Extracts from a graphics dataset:

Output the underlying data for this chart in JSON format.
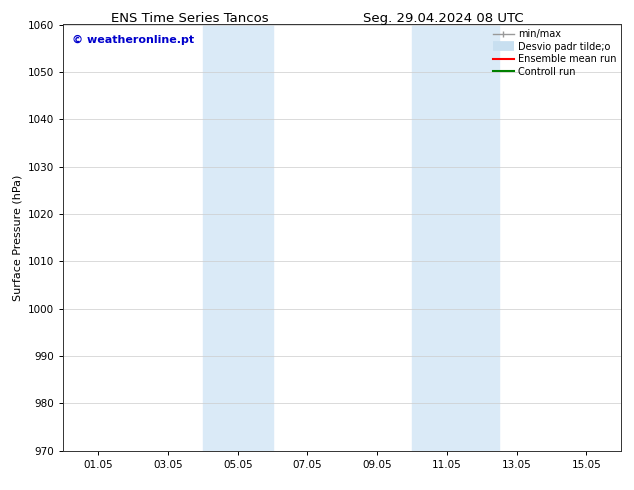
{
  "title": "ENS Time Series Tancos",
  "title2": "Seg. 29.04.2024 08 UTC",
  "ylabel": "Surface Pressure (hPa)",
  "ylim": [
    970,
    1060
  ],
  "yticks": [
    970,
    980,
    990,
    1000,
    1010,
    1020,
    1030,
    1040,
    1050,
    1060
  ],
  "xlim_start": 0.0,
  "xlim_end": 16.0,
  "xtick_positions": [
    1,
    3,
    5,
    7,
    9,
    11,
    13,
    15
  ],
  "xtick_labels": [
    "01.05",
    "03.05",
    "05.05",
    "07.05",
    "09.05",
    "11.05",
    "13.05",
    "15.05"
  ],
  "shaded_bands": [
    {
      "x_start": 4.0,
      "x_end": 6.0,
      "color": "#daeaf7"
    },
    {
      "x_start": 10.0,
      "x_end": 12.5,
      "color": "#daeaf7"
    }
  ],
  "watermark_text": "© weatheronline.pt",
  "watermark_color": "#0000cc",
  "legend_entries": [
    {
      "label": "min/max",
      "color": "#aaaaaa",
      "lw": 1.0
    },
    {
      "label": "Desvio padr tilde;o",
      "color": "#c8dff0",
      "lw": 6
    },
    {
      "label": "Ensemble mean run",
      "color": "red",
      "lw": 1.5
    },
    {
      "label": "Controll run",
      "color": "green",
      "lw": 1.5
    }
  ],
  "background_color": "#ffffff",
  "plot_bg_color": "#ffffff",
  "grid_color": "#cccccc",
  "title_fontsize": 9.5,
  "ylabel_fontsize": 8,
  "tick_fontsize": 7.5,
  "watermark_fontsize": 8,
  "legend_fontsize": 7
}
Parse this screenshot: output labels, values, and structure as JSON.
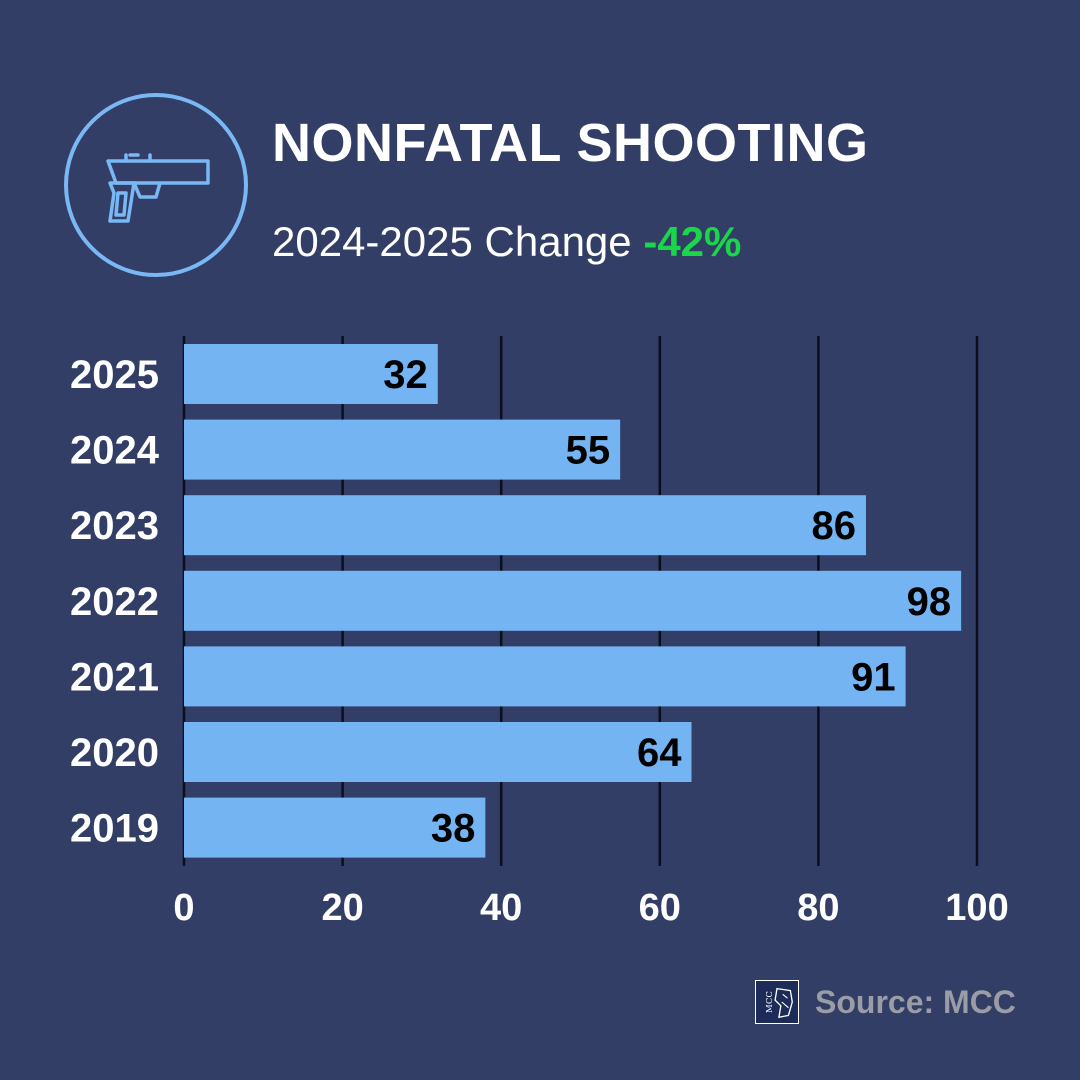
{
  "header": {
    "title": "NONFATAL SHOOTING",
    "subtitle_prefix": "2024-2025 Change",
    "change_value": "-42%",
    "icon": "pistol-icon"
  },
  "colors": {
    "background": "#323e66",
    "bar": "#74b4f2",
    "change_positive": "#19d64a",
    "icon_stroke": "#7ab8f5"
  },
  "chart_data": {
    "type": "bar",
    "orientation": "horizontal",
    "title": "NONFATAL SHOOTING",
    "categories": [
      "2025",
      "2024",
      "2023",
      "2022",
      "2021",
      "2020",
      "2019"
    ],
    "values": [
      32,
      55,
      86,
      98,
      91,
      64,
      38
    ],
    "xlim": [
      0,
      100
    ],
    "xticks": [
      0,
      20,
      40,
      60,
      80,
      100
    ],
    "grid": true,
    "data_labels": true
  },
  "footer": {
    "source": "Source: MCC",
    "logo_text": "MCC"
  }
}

Task directions.
Starting with the line that holds "Parse this screenshot: output", repeat exactly every line through the end of the material above, both ends included, without the pictures.

Worked answer.
Parse this screenshot: output labels, values, and structure as JSON.
{
  "header": {
    "title": "NONFATAL SHOOTING",
    "subtitle_prefix": "2024-2025 Change",
    "change_value": "-42%",
    "icon": "pistol-icon"
  },
  "colors": {
    "background": "#323e66",
    "bar": "#74b4f2",
    "change_positive": "#19d64a",
    "icon_stroke": "#7ab8f5"
  },
  "chart_data": {
    "type": "bar",
    "orientation": "horizontal",
    "title": "NONFATAL SHOOTING",
    "categories": [
      "2025",
      "2024",
      "2023",
      "2022",
      "2021",
      "2020",
      "2019"
    ],
    "values": [
      32,
      55,
      86,
      98,
      91,
      64,
      38
    ],
    "xlim": [
      0,
      100
    ],
    "xticks": [
      0,
      20,
      40,
      60,
      80,
      100
    ],
    "grid": true,
    "data_labels": true
  },
  "footer": {
    "source": "Source: MCC",
    "logo_text": "MCC"
  }
}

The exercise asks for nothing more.